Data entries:
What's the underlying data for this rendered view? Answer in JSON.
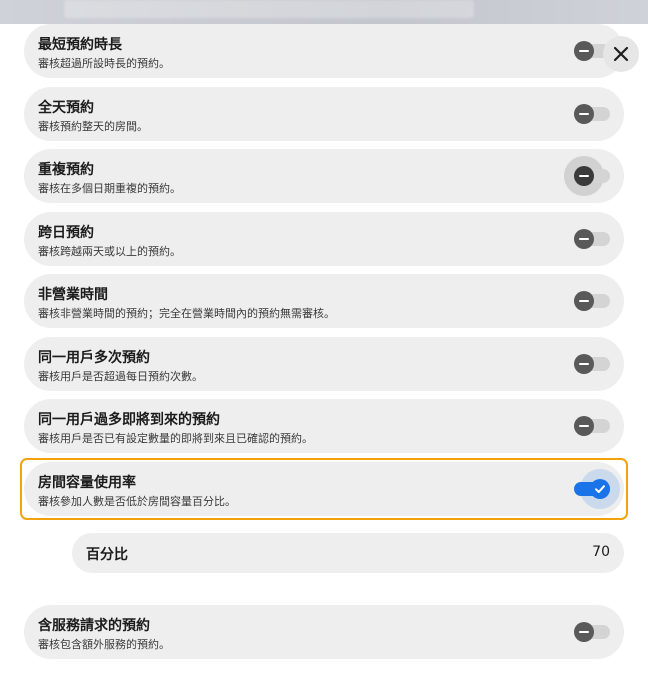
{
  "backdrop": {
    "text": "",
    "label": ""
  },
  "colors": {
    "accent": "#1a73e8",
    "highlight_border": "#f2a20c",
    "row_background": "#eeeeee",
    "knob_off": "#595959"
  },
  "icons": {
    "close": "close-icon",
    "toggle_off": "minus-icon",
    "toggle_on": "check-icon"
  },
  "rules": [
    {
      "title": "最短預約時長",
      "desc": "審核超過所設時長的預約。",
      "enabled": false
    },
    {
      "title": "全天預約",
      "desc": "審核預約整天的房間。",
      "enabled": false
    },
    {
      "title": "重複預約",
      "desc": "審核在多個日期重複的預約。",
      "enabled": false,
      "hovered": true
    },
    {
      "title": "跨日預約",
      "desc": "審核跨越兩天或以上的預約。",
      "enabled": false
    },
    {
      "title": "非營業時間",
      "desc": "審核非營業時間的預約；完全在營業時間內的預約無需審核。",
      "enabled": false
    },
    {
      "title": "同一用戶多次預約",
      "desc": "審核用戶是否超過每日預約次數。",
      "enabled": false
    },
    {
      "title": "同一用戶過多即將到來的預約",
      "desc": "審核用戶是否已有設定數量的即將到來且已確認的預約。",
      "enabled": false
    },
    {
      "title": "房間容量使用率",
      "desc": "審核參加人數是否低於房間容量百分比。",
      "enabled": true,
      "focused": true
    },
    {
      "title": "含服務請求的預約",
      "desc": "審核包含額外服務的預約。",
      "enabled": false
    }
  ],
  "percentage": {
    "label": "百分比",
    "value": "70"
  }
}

...

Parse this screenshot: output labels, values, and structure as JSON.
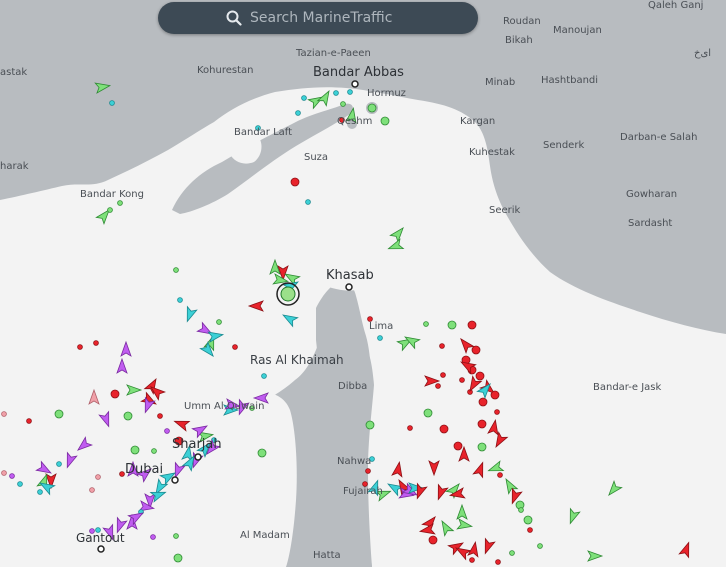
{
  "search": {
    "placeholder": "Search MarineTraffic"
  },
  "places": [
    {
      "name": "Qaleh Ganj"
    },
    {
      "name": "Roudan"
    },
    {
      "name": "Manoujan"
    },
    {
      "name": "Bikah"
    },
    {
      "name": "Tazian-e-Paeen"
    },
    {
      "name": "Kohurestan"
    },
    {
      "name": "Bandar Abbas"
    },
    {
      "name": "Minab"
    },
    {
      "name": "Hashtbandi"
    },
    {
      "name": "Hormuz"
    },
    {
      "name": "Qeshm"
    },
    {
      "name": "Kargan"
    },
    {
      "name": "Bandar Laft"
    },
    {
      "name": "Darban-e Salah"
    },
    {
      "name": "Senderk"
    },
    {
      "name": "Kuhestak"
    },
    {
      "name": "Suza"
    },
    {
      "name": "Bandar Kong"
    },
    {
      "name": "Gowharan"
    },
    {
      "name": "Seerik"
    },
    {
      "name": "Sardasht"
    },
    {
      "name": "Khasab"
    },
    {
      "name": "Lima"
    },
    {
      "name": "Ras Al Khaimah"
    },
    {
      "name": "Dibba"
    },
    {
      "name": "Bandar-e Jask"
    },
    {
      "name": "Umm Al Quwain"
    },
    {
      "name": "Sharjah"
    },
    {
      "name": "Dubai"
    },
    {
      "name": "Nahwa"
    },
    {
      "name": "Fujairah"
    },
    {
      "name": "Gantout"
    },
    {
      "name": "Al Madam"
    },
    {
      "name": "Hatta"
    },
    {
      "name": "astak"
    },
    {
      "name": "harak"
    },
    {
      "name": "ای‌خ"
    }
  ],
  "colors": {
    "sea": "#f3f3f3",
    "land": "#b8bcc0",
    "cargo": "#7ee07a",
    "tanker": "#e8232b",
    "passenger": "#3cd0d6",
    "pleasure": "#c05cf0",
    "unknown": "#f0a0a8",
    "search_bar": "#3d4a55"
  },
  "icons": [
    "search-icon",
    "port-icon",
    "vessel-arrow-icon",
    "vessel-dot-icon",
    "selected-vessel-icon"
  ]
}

Problem requirements
For each line of the entries that includes "title", show that line.

Reply
      "title": "最短預約時長",
      "title": "全天預約",
      "title": "重複預約",
      "title": "跨日預約",
      "title": "非營業時間",
      "title": "同一用戶多次預約",
      "title": "同一用戶過多即將到來的預約",
      "title": "房間容量使用率",
      "title": "含服務請求的預約",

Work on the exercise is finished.